### GIVEN INSTRUCTION
Take every line from the listing below that contains "change".
⁂
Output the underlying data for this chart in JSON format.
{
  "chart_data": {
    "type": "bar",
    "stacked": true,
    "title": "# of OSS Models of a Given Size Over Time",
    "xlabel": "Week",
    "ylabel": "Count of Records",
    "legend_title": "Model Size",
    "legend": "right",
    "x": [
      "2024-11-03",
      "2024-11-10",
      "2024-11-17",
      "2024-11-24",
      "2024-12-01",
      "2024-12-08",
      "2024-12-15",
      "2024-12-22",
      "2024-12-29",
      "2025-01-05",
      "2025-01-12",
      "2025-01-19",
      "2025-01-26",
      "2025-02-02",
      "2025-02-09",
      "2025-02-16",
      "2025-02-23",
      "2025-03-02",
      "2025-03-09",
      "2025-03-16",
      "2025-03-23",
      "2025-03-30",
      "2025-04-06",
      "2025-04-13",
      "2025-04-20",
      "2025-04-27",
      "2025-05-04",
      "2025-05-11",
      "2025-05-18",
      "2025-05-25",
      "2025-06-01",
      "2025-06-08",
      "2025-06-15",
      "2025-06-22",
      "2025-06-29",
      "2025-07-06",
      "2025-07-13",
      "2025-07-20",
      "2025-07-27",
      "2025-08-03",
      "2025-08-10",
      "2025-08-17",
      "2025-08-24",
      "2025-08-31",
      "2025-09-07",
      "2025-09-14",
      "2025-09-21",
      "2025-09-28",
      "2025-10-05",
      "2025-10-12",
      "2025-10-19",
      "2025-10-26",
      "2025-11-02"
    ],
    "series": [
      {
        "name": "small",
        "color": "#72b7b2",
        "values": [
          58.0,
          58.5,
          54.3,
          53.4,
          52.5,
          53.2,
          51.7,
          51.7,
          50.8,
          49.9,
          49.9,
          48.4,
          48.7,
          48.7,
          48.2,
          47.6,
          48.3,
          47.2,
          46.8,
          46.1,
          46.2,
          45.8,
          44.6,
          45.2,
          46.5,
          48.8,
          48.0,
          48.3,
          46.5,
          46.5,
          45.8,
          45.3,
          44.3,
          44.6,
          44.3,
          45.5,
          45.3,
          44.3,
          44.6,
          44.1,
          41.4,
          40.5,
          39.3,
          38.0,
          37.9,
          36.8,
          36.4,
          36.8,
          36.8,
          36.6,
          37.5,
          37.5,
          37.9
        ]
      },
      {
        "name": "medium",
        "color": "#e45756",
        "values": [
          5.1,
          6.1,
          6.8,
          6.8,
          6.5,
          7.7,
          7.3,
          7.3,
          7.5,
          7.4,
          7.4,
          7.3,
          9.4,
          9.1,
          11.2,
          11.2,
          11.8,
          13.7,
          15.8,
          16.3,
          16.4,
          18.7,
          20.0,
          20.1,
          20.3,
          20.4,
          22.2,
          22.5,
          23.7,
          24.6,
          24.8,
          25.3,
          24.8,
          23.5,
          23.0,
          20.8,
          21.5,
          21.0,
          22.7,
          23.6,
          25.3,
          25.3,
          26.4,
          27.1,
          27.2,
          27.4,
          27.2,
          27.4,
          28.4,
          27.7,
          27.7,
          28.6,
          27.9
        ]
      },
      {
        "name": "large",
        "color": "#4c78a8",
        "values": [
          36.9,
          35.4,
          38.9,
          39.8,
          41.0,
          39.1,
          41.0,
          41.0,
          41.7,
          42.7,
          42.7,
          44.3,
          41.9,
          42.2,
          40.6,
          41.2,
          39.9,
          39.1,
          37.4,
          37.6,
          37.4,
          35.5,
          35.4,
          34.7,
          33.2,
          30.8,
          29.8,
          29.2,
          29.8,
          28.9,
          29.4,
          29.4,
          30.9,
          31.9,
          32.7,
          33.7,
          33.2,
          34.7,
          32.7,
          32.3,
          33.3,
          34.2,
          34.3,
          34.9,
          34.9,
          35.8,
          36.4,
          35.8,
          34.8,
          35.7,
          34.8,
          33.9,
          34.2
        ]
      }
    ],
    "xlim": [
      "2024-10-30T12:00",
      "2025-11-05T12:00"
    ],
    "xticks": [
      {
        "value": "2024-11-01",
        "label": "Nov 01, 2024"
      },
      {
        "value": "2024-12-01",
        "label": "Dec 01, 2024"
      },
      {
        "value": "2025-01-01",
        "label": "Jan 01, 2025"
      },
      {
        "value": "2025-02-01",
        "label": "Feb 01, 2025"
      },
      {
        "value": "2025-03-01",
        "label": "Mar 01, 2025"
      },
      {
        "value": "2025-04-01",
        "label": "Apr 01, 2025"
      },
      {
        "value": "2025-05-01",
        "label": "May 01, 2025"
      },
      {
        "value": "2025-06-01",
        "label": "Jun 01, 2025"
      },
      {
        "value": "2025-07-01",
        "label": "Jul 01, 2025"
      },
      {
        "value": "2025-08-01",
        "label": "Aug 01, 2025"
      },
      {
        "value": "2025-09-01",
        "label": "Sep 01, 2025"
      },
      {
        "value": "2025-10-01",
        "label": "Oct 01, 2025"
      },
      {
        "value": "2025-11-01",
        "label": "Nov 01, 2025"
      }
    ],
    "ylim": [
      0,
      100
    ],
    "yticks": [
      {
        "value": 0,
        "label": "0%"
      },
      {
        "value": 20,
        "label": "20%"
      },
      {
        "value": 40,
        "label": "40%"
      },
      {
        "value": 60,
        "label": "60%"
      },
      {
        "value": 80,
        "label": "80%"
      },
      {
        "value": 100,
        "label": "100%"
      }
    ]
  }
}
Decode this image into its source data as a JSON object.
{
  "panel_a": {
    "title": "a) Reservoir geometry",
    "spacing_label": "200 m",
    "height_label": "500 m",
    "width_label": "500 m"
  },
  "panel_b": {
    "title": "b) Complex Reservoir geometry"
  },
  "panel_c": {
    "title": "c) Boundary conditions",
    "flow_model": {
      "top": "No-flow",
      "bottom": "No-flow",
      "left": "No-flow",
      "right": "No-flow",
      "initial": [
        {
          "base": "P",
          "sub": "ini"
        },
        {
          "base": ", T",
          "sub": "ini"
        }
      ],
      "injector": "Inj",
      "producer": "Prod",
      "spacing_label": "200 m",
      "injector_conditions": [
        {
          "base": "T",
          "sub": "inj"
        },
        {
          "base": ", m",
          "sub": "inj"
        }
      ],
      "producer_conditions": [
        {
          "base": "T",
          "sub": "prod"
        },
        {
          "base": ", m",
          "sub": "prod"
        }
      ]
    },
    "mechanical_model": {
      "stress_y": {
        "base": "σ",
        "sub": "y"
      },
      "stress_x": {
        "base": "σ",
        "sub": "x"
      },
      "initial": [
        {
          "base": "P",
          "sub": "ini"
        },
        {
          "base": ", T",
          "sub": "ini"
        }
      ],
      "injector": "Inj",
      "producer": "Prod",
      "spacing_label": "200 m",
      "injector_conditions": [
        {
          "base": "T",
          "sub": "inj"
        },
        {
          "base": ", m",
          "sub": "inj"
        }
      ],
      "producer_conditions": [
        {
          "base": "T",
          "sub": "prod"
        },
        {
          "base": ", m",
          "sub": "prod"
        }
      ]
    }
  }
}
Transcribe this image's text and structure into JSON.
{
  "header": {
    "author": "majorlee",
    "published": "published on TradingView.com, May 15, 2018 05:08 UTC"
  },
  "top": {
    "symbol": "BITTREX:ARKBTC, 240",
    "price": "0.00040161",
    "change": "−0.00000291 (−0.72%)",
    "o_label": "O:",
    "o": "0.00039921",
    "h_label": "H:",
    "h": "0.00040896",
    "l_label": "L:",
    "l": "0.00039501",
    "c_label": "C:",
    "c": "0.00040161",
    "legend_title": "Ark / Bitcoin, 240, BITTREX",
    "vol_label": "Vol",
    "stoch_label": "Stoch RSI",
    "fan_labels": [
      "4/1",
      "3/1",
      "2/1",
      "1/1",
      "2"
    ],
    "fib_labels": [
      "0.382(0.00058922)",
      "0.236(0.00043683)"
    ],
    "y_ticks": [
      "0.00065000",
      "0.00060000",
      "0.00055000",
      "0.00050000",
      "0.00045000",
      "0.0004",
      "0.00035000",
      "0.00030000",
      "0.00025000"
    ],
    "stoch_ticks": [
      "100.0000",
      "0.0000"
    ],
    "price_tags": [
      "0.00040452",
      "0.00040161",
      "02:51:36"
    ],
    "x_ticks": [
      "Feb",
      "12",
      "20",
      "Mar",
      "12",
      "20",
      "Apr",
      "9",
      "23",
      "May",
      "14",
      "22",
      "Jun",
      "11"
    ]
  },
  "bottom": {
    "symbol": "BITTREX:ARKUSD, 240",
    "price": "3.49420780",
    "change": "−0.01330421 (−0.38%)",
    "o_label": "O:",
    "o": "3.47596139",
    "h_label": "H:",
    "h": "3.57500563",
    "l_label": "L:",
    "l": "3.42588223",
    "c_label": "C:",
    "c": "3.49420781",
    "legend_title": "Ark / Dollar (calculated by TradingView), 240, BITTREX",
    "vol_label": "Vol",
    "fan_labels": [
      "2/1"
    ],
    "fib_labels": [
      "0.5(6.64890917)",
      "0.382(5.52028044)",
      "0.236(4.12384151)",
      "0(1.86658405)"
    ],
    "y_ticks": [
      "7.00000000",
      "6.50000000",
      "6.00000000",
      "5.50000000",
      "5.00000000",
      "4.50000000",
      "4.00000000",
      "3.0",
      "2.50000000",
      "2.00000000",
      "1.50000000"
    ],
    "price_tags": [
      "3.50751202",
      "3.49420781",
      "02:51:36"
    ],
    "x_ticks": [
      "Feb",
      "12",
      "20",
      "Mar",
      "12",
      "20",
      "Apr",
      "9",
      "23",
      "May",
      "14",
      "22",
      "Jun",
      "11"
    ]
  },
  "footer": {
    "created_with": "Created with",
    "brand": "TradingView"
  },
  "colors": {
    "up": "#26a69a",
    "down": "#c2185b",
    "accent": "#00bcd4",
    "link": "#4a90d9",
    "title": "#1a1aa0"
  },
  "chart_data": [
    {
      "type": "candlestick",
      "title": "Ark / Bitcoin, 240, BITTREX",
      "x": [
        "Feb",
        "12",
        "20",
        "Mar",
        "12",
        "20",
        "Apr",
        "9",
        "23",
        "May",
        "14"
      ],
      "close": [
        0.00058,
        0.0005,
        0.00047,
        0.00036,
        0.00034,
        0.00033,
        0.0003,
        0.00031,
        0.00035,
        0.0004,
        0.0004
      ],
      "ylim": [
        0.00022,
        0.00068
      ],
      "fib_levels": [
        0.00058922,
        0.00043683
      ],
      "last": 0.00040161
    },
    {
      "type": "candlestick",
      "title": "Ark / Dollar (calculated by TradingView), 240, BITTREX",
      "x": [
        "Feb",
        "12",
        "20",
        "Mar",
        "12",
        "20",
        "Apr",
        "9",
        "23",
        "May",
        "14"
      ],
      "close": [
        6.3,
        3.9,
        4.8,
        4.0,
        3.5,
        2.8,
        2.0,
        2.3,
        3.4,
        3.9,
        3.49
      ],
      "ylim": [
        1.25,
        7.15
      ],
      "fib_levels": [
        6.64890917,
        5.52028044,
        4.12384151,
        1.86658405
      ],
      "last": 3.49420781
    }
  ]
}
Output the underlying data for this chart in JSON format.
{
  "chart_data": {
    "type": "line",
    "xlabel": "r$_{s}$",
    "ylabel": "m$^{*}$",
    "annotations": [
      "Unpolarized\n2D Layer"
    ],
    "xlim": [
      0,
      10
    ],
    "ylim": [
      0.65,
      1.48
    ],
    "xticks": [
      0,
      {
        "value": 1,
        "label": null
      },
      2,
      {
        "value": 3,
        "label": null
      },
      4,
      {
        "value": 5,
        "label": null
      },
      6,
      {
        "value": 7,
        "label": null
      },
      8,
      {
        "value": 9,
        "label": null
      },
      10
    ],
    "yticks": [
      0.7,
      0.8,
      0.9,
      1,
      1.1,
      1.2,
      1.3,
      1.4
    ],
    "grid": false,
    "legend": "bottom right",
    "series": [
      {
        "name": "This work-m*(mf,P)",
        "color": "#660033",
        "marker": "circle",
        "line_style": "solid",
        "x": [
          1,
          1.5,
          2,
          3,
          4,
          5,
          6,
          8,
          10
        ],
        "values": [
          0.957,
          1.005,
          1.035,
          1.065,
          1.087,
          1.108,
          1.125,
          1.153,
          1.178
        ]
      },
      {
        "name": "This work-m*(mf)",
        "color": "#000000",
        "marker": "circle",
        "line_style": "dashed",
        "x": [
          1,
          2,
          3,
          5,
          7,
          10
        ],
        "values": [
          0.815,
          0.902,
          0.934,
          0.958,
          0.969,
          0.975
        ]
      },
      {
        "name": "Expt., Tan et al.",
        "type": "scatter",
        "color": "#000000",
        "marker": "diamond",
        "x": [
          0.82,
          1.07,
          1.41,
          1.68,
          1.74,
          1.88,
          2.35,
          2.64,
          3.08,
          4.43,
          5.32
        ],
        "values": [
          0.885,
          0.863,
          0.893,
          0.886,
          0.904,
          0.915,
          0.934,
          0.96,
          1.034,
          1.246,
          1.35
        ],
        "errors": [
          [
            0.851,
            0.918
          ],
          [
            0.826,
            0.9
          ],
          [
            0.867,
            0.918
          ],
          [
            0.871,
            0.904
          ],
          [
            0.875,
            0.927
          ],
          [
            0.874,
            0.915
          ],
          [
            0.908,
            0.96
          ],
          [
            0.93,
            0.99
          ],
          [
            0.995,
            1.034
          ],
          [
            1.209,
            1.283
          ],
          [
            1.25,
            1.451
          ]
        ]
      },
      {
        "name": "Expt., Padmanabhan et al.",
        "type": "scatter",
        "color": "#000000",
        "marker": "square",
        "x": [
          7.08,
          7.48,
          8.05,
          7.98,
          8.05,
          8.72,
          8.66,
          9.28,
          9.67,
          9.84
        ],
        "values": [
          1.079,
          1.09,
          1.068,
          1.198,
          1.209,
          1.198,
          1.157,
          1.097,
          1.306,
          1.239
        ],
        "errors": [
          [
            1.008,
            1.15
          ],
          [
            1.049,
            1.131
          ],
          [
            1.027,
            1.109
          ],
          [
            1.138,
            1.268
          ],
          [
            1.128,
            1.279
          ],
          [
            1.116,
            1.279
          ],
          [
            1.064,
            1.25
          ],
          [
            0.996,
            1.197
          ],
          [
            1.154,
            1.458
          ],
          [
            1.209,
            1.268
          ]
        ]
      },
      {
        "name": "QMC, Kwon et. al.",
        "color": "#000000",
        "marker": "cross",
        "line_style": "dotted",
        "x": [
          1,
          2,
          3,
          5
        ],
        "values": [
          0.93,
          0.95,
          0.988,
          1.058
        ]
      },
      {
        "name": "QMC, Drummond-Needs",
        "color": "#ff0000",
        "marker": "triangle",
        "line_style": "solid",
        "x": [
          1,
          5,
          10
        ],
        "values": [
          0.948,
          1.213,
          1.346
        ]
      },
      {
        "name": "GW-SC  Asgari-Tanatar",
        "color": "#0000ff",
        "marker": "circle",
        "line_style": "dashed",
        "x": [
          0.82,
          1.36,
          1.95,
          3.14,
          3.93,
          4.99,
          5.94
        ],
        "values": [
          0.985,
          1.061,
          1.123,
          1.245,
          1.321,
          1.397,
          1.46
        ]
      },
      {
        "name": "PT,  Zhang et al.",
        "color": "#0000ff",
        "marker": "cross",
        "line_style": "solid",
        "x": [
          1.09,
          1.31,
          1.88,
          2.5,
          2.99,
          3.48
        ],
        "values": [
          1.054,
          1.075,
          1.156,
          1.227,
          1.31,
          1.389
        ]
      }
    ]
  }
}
⁂
### TASK RESPONSE
    "change": "−0.00000291 (−0.72%)",
    "change": "−0.01330421 (−0.38%)",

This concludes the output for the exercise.